### What to do
Write out the full set of records exactly. Any pictures in them do not belong in the copy.

###

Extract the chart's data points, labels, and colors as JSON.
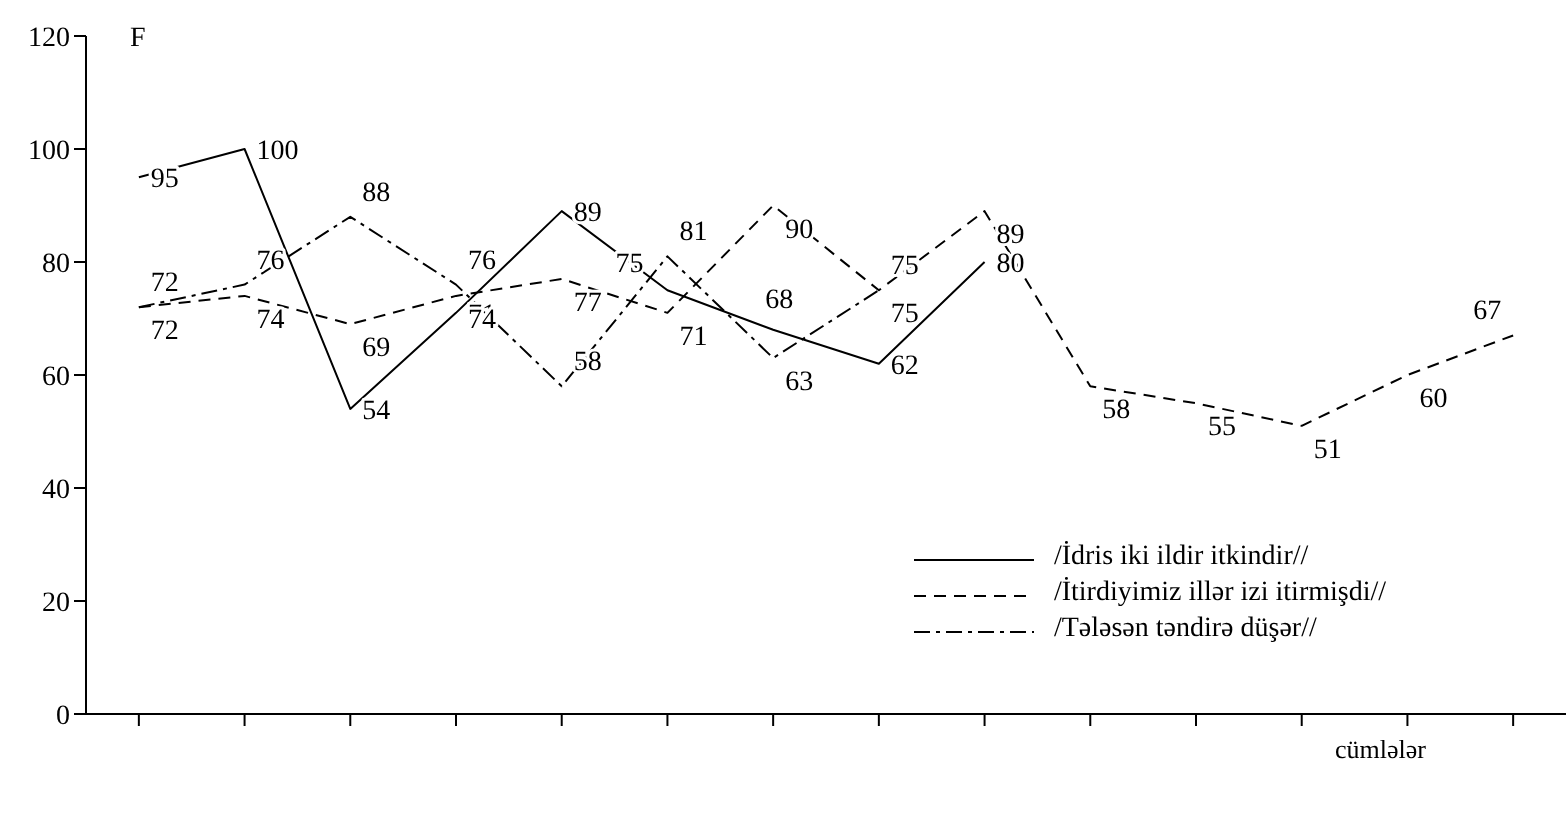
{
  "chart_data": {
    "type": "line",
    "ylabel": "F",
    "xlabel": "cümlələr",
    "categories": [
      null,
      null,
      null,
      null,
      null,
      null,
      null,
      null,
      null,
      null,
      null,
      null,
      null,
      null
    ],
    "series": [
      {
        "name": "/İdris iki ildir itkindir//",
        "color": "#000000",
        "line_style": "solid",
        "values": [
          95,
          100,
          54,
          71,
          89,
          75,
          68,
          62,
          80,
          null,
          null,
          null,
          null,
          null
        ]
      },
      {
        "name": "/İtirdiyimiz illər izi itirmişdi//",
        "color": "#000000",
        "line_style": "dashed",
        "values": [
          72,
          74,
          69,
          74,
          77,
          71,
          90,
          75,
          89,
          58,
          55,
          51,
          60,
          67
        ]
      },
      {
        "name": "/Tələsən təndirə düşər//",
        "color": "#000000",
        "line_style": "dashdot",
        "values": [
          72,
          76,
          88,
          76,
          58,
          81,
          63,
          75,
          null,
          null,
          null,
          null,
          null,
          null
        ]
      }
    ],
    "ylim": [
      0,
      120
    ],
    "yticks": [
      0,
      20,
      40,
      60,
      80,
      100,
      120
    ],
    "grid": false,
    "legend": "bottom right",
    "marker": "none",
    "data_labels": true
  }
}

###

### Correct answer
Extract the chart's data points, labels, and colors as JSON.
{
  "chart_data": {
    "type": "line",
    "ylabel": "F",
    "xlabel": "cümlələr",
    "categories": [
      null,
      null,
      null,
      null,
      null,
      null,
      null,
      null,
      null,
      null,
      null,
      null,
      null,
      null
    ],
    "series": [
      {
        "name": "/İdris iki ildir itkindir//",
        "color": "#000000",
        "line_style": "solid",
        "values": [
          95,
          100,
          54,
          71,
          89,
          75,
          68,
          62,
          80,
          null,
          null,
          null,
          null,
          null
        ]
      },
      {
        "name": "/İtirdiyimiz illər izi itirmişdi//",
        "color": "#000000",
        "line_style": "dashed",
        "values": [
          72,
          74,
          69,
          74,
          77,
          71,
          90,
          75,
          89,
          58,
          55,
          51,
          60,
          67
        ]
      },
      {
        "name": "/Tələsən təndirə düşər//",
        "color": "#000000",
        "line_style": "dashdot",
        "values": [
          72,
          76,
          88,
          76,
          58,
          81,
          63,
          75,
          null,
          null,
          null,
          null,
          null,
          null
        ]
      }
    ],
    "ylim": [
      0,
      120
    ],
    "yticks": [
      0,
      20,
      40,
      60,
      80,
      100,
      120
    ],
    "grid": false,
    "legend": "bottom right",
    "marker": "none",
    "data_labels": true
  }
}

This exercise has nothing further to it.